- PROBLEM TO SOLVE -
Search the listing below for the word "this", and copy every line in which it turns up.

START DATASET RECORDS

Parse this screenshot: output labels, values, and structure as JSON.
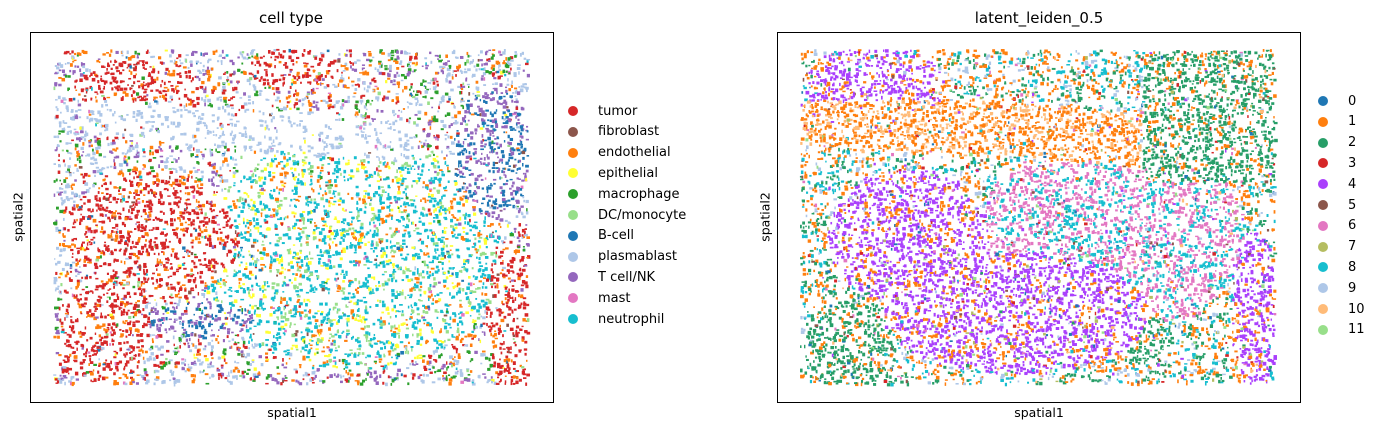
{
  "chart_data": [
    {
      "type": "scatter",
      "title": "cell type",
      "xlabel": "spatial1",
      "ylabel": "spatial2",
      "grid": false,
      "ticks": "hidden",
      "legend_position": "right",
      "categories": [
        {
          "name": "tumor",
          "color": "#d62728"
        },
        {
          "name": "fibroblast",
          "color": "#8c564b"
        },
        {
          "name": "endothelial",
          "color": "#ff7f0e"
        },
        {
          "name": "epithelial",
          "color": "#ffff33"
        },
        {
          "name": "macrophage",
          "color": "#2ca02c"
        },
        {
          "name": "DC/monocyte",
          "color": "#98df8a"
        },
        {
          "name": "B-cell",
          "color": "#1f77b4"
        },
        {
          "name": "plasmablast",
          "color": "#aec7e8"
        },
        {
          "name": "T cell/NK",
          "color": "#9467bd"
        },
        {
          "name": "mast",
          "color": "#e377c2"
        },
        {
          "name": "neutrophil",
          "color": "#17becf"
        }
      ]
    },
    {
      "type": "scatter",
      "title": "latent_leiden_0.5",
      "xlabel": "spatial1",
      "ylabel": "spatial2",
      "grid": false,
      "ticks": "hidden",
      "legend_position": "right",
      "categories": [
        {
          "name": "0",
          "color": "#1f77b4"
        },
        {
          "name": "1",
          "color": "#ff7f0e"
        },
        {
          "name": "2",
          "color": "#279e68"
        },
        {
          "name": "3",
          "color": "#d62728"
        },
        {
          "name": "4",
          "color": "#aa40fc"
        },
        {
          "name": "5",
          "color": "#8c564b"
        },
        {
          "name": "6",
          "color": "#e377c2"
        },
        {
          "name": "7",
          "color": "#b5bd61"
        },
        {
          "name": "8",
          "color": "#17becf"
        },
        {
          "name": "9",
          "color": "#aec7e8"
        },
        {
          "name": "10",
          "color": "#ffbb78"
        },
        {
          "name": "11",
          "color": "#98df8a"
        }
      ]
    }
  ]
}
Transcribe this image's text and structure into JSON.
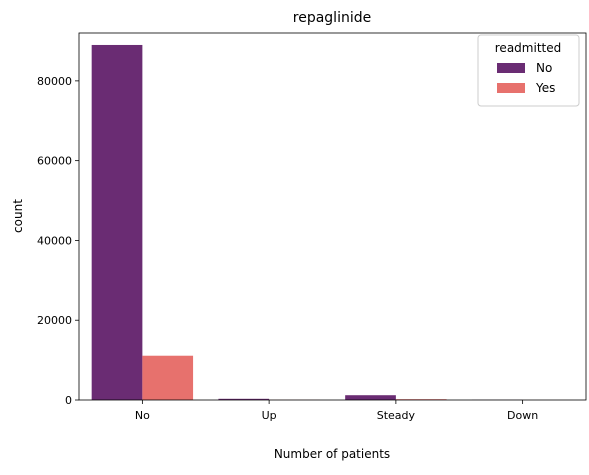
{
  "chart_data": {
    "type": "bar",
    "title": "repaglinide",
    "xlabel": "Number of patients",
    "ylabel": "count",
    "categories": [
      "No",
      "Up",
      "Steady",
      "Down"
    ],
    "ylim": [
      0,
      92000
    ],
    "yticks": [
      0,
      20000,
      40000,
      60000,
      80000
    ],
    "grid": false,
    "legend": {
      "title": "readmitted",
      "position": "top-right"
    },
    "series": [
      {
        "name": "No",
        "color": "#6a2c73",
        "values": [
          89000,
          300,
          1200,
          40
        ]
      },
      {
        "name": "Yes",
        "color": "#e7716d",
        "values": [
          11100,
          40,
          200,
          5
        ]
      }
    ]
  }
}
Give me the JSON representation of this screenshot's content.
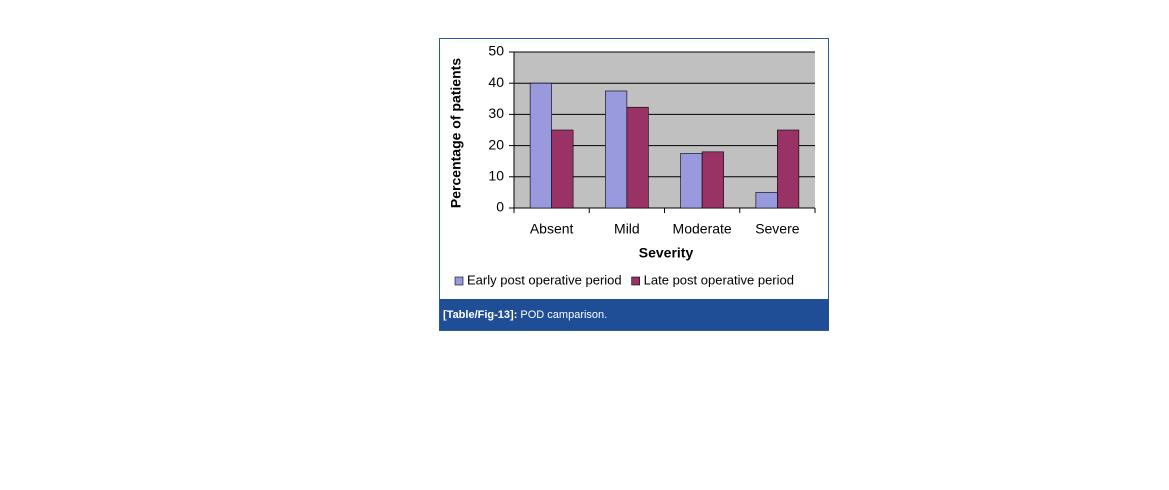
{
  "chart_data": {
    "type": "bar",
    "x_label": "Severity",
    "y_label": "Percentage of patients",
    "categories": [
      "Absent",
      "Mild",
      "Moderate",
      "Severe"
    ],
    "series": [
      {
        "name": "Early post operative period",
        "color": "#9999dd",
        "values": [
          40,
          37.5,
          17.5,
          5
        ]
      },
      {
        "name": "Late post operative period",
        "color": "#993366",
        "values": [
          25,
          32.3,
          18,
          25
        ]
      }
    ],
    "ylim": [
      0,
      50
    ],
    "yticks": [
      0,
      10,
      20,
      30,
      40,
      50
    ],
    "grid": true,
    "legend": "bottom",
    "plot_background": "#c0c0c0"
  },
  "caption": {
    "label": "[Table/Fig-13]:",
    "text": " POD camparison."
  }
}
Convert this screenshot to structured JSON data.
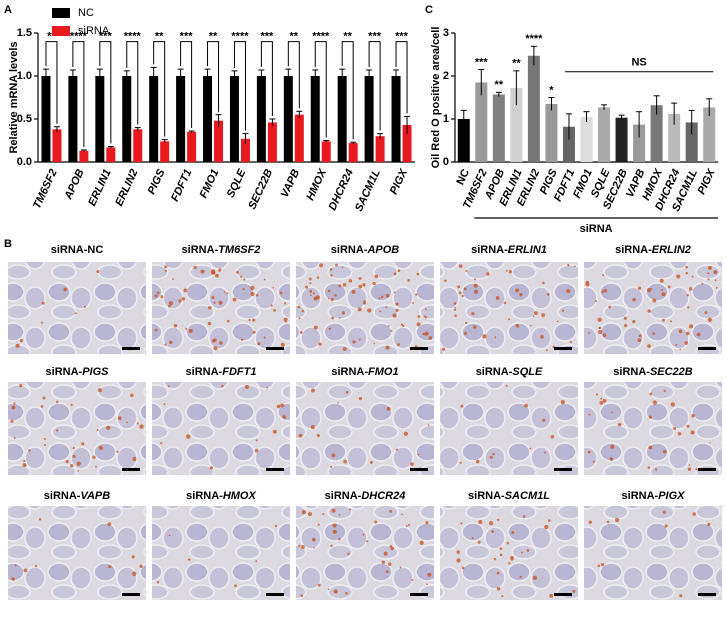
{
  "panel_labels": [
    "A",
    "B",
    "C"
  ],
  "chart_data": [
    {
      "type": "grouped-bar",
      "ylabel": "Relative mRNA levels",
      "categories": [
        "TM6SF2",
        "APOB",
        "ERLIN1",
        "ERLIN2",
        "PIGS",
        "FDFT1",
        "FMO1",
        "SQLE",
        "SEC22B",
        "VAPB",
        "HMOX",
        "DHCR24",
        "SACM1L",
        "PIGX"
      ],
      "series": [
        {
          "name": "NC",
          "color": "#000000",
          "values": [
            1,
            1,
            1,
            1,
            1,
            1,
            1,
            1,
            1,
            1,
            1,
            1,
            1,
            1
          ],
          "errors": [
            0.08,
            0.07,
            0.08,
            0.06,
            0.1,
            0.08,
            0.08,
            0.06,
            0.07,
            0.08,
            0.07,
            0.08,
            0.07,
            0.07
          ]
        },
        {
          "name": "siRNA",
          "color": "#e8191f",
          "values": [
            0.38,
            0.13,
            0.17,
            0.38,
            0.24,
            0.35,
            0.48,
            0.27,
            0.46,
            0.55,
            0.24,
            0.22,
            0.3,
            0.43
          ],
          "errors": [
            0.03,
            0.01,
            0.01,
            0.02,
            0.02,
            0.01,
            0.07,
            0.06,
            0.04,
            0.04,
            0.01,
            0.01,
            0.03,
            0.1
          ]
        }
      ],
      "annotations": [
        "**",
        "****",
        "***",
        "****",
        "**",
        "***",
        "**",
        "****",
        "***",
        "**",
        "****",
        "**",
        "***",
        "***"
      ],
      "ylim": [
        0,
        1.5
      ],
      "yticks": [
        {
          "value": 0,
          "label": "0.0"
        },
        0.5,
        {
          "value": 1,
          "label": "1.0"
        },
        1.5
      ],
      "legend": "top-left"
    },
    {
      "type": "bar",
      "ylabel": "Oil Red O positive area/cell",
      "xlabel": "siRNA",
      "categories": [
        "NC",
        "TM6SF2",
        "APOB",
        "ERLIN1",
        "ERLIN2",
        "PIGS",
        "FDFT1",
        "FMO1",
        "SQLE",
        "SEC22B",
        "VAPB",
        "HMOX",
        "DHCR24",
        "SACM1L",
        "PIGX"
      ],
      "values": [
        1,
        1.85,
        1.57,
        1.72,
        2.47,
        1.35,
        0.82,
        1.05,
        1.27,
        1.03,
        0.87,
        1.32,
        1.12,
        0.92,
        1.27
      ],
      "errors": [
        0.2,
        0.3,
        0.05,
        0.4,
        0.22,
        0.15,
        0.3,
        0.12,
        0.06,
        0.06,
        0.3,
        0.22,
        0.25,
        0.28,
        0.2
      ],
      "colors": [
        "#000000",
        "#9a9a9a",
        "#808080",
        "#d0d0d0",
        "#777777",
        "#9a9a9a",
        "#666666",
        "#dddddd",
        "#aaaaaa",
        "#222222",
        "#9a9a9a",
        "#777777",
        "#bbbbbb",
        "#666666",
        "#aaaaaa"
      ],
      "annotations": [
        null,
        "***",
        "**",
        "**",
        "****",
        "*",
        null,
        null,
        null,
        null,
        null,
        null,
        null,
        null,
        null
      ],
      "group_annotation": "NS",
      "ylim": [
        0,
        3
      ],
      "yticks": [
        0,
        1,
        2,
        3
      ]
    }
  ],
  "micrographs": [
    {
      "label": "siRNA-NC"
    },
    {
      "prefix": "siRNA-",
      "gene": "TM6SF2"
    },
    {
      "prefix": "siRNA-",
      "gene": "APOB"
    },
    {
      "prefix": "siRNA-",
      "gene": "ERLIN1"
    },
    {
      "prefix": "siRNA-",
      "gene": "ERLIN2"
    },
    {
      "prefix": "siRNA-",
      "gene": "PIGS"
    },
    {
      "prefix": "siRNA-",
      "gene": "FDFT1"
    },
    {
      "prefix": "siRNA-",
      "gene": "FMO1"
    },
    {
      "prefix": "siRNA-",
      "gene": "SQLE"
    },
    {
      "prefix": "siRNA-",
      "gene": "SEC22B"
    },
    {
      "prefix": "siRNA-",
      "gene": "VAPB"
    },
    {
      "prefix": "siRNA-",
      "gene": "HMOX"
    },
    {
      "prefix": "siRNA-",
      "gene": "DHCR24"
    },
    {
      "prefix": "siRNA-",
      "gene": "SACM1L"
    },
    {
      "prefix": "siRNA-",
      "gene": "PIGX"
    }
  ]
}
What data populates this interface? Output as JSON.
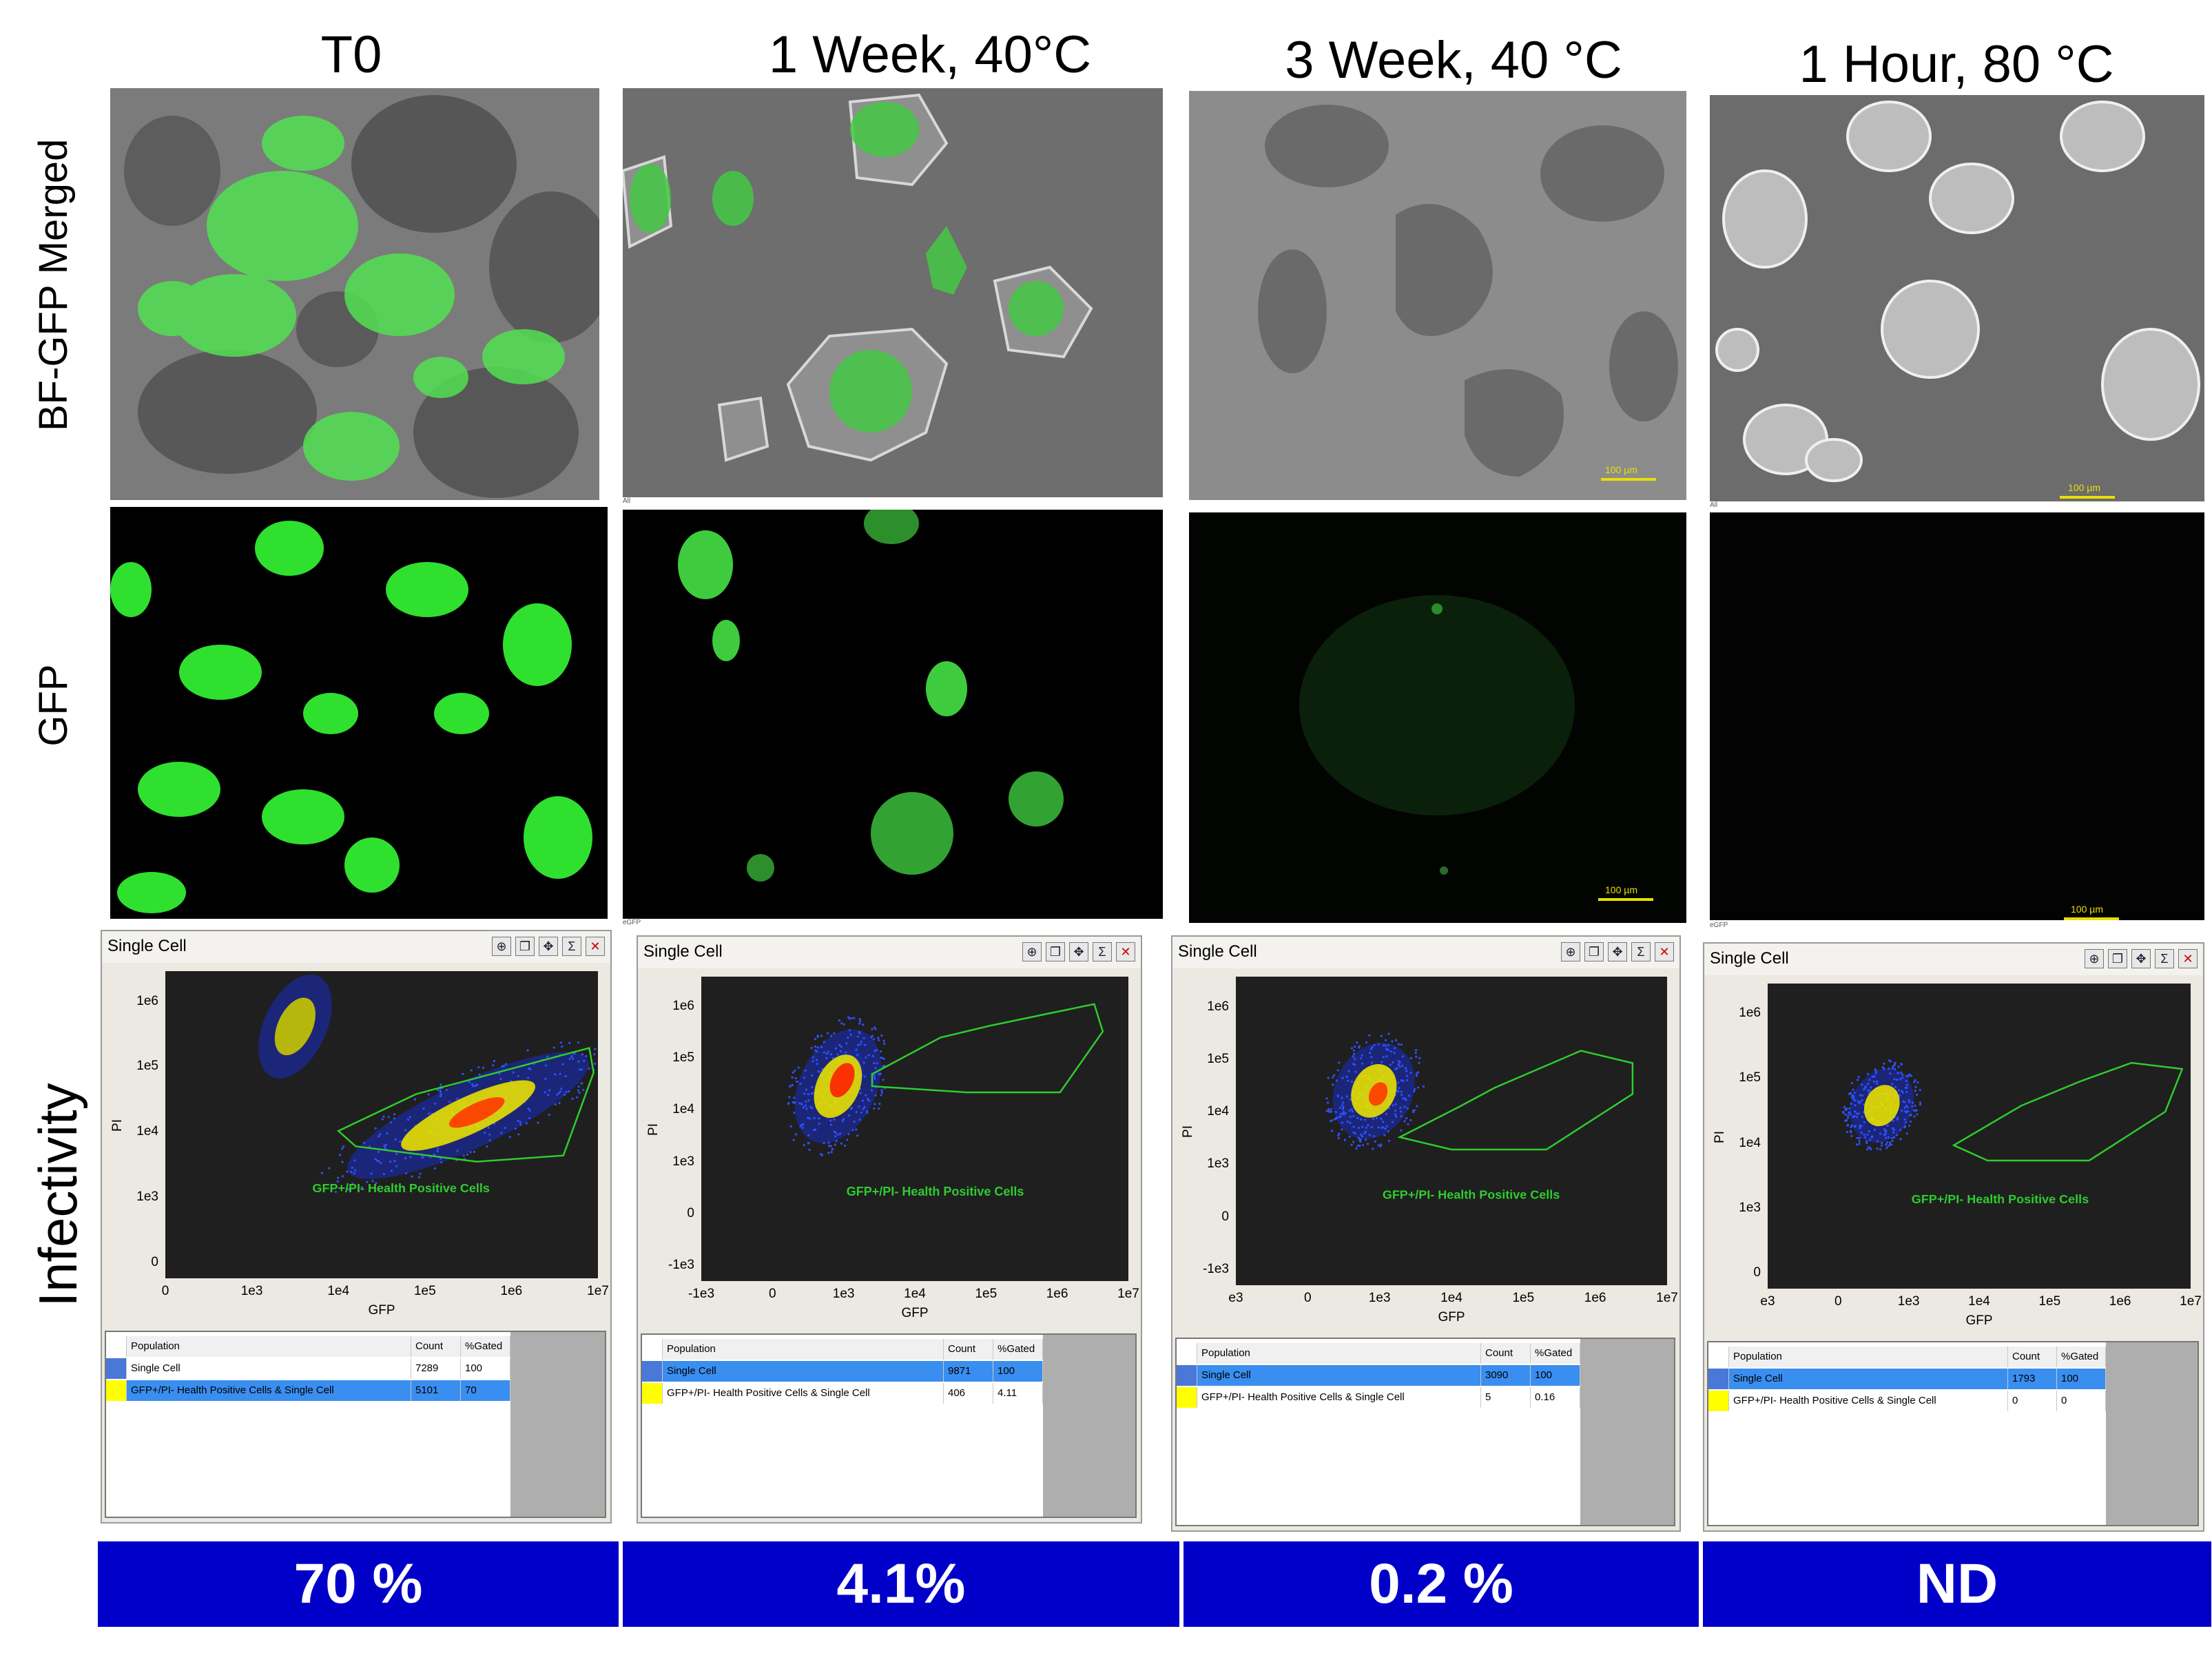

END DATASET RECORDS

- RESPONSE TO THE TASK -
Parse this screenshot: output labels, values, and structure as JSON.
Transcribe this image's text and structure into JSON.
Give me the JSON representation of this screenshot's content.
Convert this screenshot to structured JSON data.
What data populates this interface? Output as JSON.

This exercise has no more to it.